Source records:
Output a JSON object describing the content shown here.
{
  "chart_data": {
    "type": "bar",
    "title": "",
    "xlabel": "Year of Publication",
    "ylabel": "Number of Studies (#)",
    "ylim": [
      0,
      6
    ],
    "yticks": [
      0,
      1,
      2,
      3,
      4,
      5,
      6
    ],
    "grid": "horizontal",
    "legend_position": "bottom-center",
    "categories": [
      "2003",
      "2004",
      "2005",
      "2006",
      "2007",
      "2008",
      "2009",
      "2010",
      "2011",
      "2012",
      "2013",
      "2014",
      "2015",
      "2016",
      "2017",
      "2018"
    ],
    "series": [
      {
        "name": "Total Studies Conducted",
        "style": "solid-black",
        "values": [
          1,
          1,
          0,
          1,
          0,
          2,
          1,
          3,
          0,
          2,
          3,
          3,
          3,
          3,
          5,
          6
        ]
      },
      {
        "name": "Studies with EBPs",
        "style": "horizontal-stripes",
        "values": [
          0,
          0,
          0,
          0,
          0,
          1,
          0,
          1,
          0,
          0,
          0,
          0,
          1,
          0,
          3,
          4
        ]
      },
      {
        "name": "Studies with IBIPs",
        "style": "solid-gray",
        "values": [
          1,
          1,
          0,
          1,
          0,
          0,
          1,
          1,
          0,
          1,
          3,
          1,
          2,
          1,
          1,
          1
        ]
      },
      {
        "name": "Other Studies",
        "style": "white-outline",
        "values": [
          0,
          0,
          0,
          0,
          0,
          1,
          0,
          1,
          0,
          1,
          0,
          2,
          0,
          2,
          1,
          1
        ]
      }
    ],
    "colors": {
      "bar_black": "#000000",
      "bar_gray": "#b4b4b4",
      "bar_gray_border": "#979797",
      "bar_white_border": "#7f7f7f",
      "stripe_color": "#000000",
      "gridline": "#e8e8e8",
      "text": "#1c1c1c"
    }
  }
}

Problem description: Print all the data exactly.

Result of the task:
Output a JSON object describing the content shown here.
{
  "chart_data": {
    "type": "bar",
    "title": "",
    "xlabel": "Year of Publication",
    "ylabel": "Number of Studies (#)",
    "ylim": [
      0,
      6
    ],
    "yticks": [
      0,
      1,
      2,
      3,
      4,
      5,
      6
    ],
    "grid": "horizontal",
    "legend_position": "bottom-center",
    "categories": [
      "2003",
      "2004",
      "2005",
      "2006",
      "2007",
      "2008",
      "2009",
      "2010",
      "2011",
      "2012",
      "2013",
      "2014",
      "2015",
      "2016",
      "2017",
      "2018"
    ],
    "series": [
      {
        "name": "Total Studies Conducted",
        "style": "solid-black",
        "values": [
          1,
          1,
          0,
          1,
          0,
          2,
          1,
          3,
          0,
          2,
          3,
          3,
          3,
          3,
          5,
          6
        ]
      },
      {
        "name": "Studies with EBPs",
        "style": "horizontal-stripes",
        "values": [
          0,
          0,
          0,
          0,
          0,
          1,
          0,
          1,
          0,
          0,
          0,
          0,
          1,
          0,
          3,
          4
        ]
      },
      {
        "name": "Studies with IBIPs",
        "style": "solid-gray",
        "values": [
          1,
          1,
          0,
          1,
          0,
          0,
          1,
          1,
          0,
          1,
          3,
          1,
          2,
          1,
          1,
          1
        ]
      },
      {
        "name": "Other Studies",
        "style": "white-outline",
        "values": [
          0,
          0,
          0,
          0,
          0,
          1,
          0,
          1,
          0,
          1,
          0,
          2,
          0,
          2,
          1,
          1
        ]
      }
    ],
    "colors": {
      "bar_black": "#000000",
      "bar_gray": "#b4b4b4",
      "bar_gray_border": "#979797",
      "bar_white_border": "#7f7f7f",
      "stripe_color": "#000000",
      "gridline": "#e8e8e8",
      "text": "#1c1c1c"
    }
  }
}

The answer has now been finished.